- **Request**: Say only how many lines contain the word "School".
### Records shown ###
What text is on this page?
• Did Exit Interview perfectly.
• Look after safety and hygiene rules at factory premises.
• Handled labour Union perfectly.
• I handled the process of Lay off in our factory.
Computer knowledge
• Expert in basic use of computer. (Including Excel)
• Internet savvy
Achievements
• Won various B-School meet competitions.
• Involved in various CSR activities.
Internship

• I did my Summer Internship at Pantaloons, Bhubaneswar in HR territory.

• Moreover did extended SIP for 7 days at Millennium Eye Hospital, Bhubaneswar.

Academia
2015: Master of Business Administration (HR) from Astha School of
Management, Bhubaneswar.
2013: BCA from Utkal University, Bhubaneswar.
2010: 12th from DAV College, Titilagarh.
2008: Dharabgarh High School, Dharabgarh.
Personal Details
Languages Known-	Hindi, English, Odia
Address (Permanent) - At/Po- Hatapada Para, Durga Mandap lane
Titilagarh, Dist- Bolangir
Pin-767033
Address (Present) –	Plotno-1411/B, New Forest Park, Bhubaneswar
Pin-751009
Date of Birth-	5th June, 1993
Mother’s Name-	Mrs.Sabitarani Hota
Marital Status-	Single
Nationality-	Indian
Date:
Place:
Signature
###
### Records shown ###
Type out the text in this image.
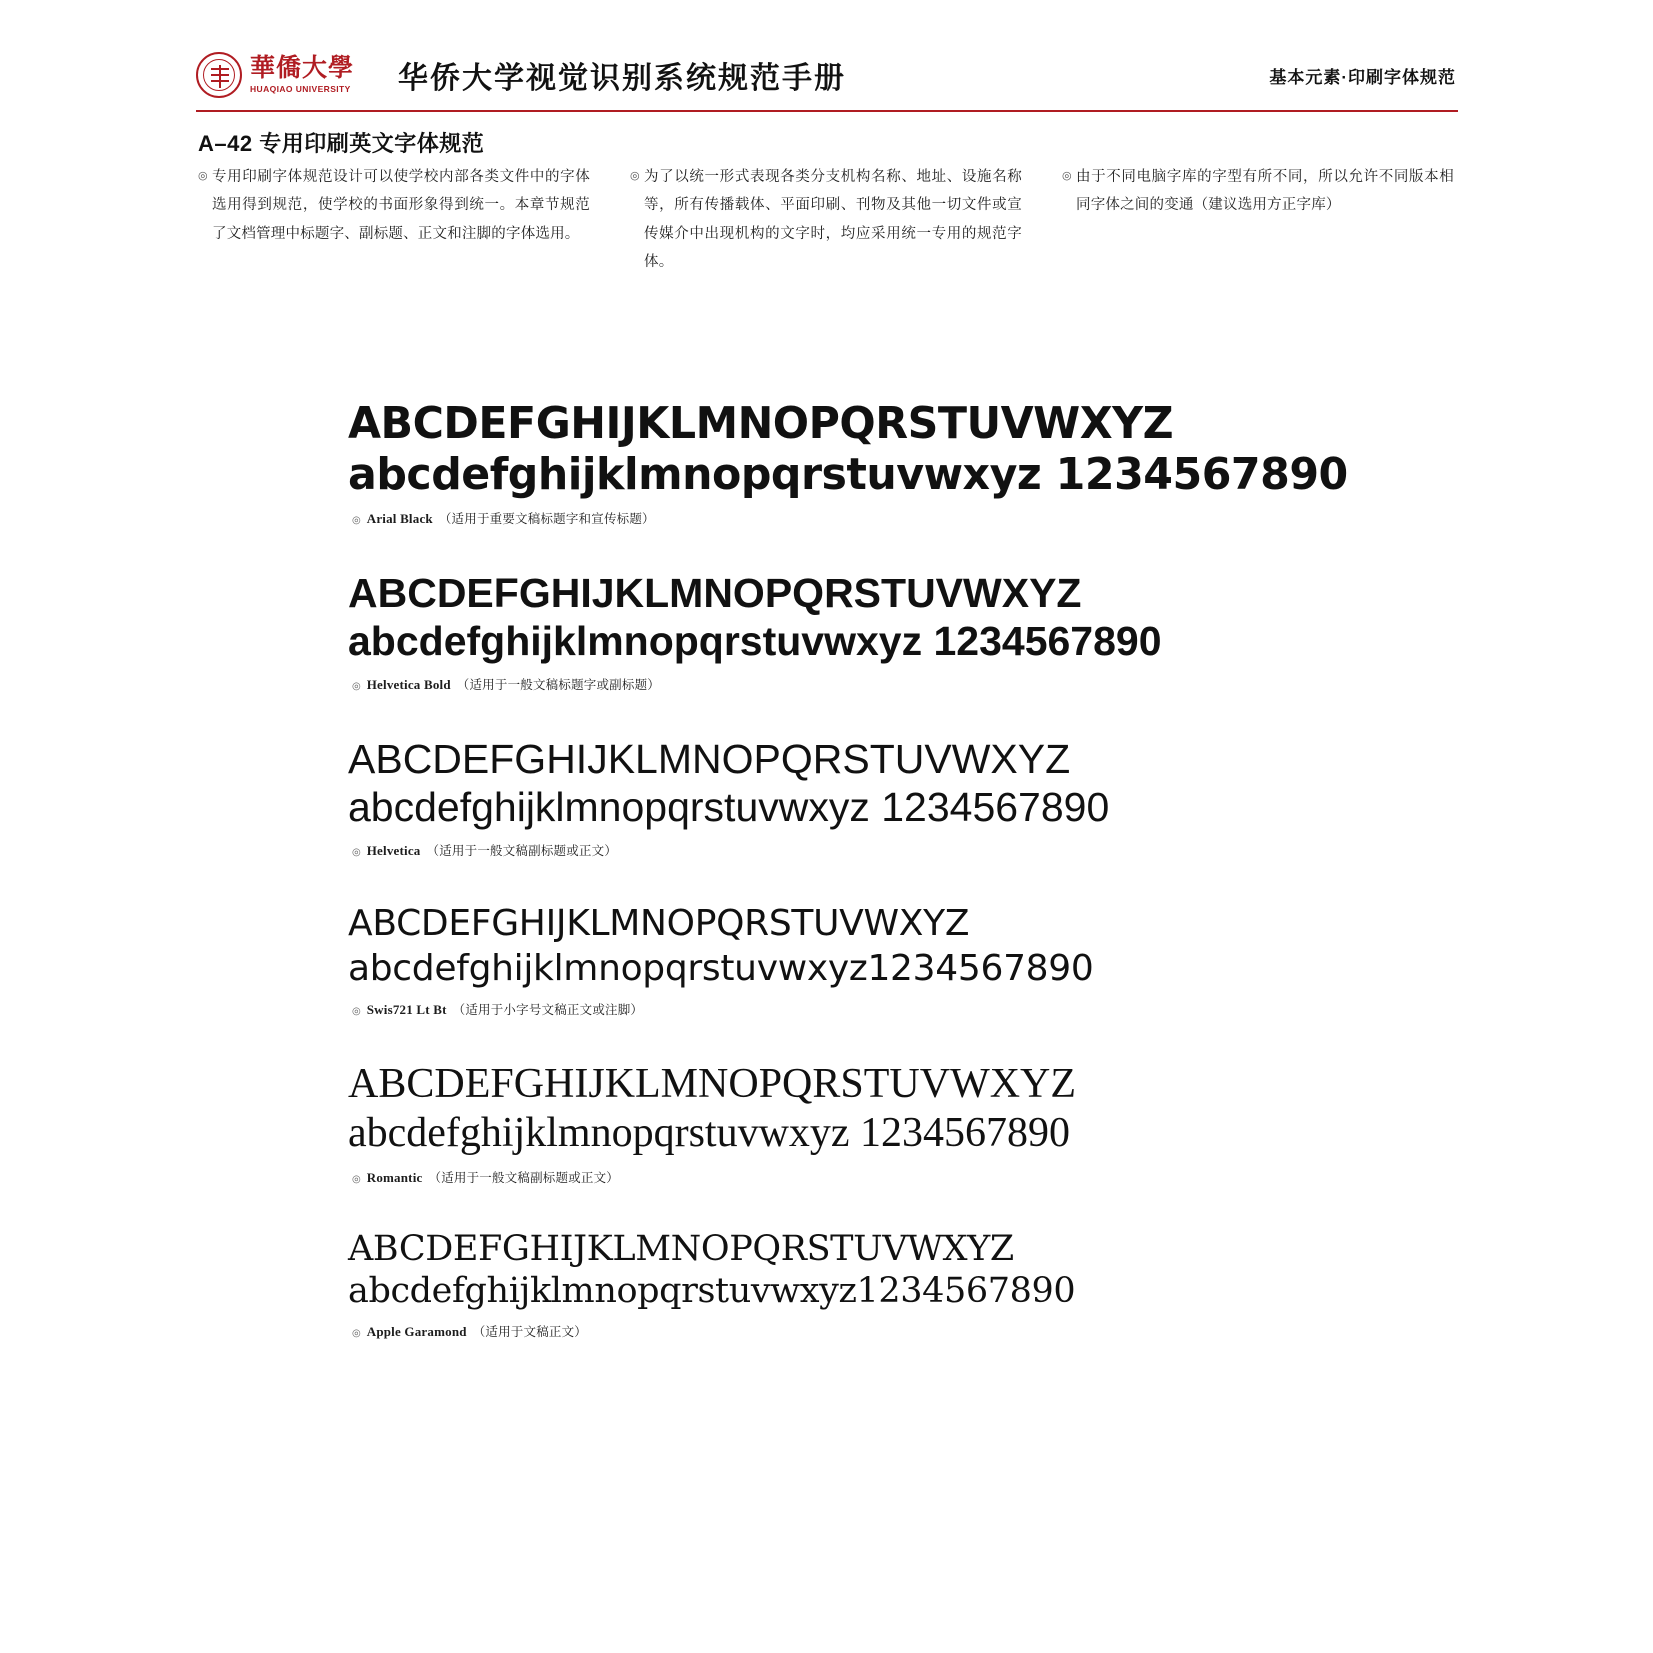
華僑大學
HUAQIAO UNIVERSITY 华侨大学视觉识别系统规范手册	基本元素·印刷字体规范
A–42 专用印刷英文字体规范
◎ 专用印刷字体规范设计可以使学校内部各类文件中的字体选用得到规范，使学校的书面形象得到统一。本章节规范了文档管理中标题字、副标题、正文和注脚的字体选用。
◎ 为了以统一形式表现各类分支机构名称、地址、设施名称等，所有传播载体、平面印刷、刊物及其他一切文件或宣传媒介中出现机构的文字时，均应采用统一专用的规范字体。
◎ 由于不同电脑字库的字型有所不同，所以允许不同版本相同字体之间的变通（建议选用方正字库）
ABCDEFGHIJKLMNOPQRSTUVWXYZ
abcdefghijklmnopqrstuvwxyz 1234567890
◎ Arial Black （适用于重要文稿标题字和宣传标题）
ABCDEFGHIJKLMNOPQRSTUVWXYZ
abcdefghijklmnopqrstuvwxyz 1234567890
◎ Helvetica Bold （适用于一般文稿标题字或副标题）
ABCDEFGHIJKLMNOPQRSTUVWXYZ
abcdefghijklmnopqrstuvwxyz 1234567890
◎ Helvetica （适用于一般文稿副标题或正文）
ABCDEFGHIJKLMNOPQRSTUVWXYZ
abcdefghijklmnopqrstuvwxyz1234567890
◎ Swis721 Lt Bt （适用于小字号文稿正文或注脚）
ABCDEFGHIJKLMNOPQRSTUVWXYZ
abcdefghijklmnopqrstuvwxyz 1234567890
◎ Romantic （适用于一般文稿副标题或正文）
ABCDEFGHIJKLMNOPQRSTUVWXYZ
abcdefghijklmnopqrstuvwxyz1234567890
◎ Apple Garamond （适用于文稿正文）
###
- **Response to the exercise**: 3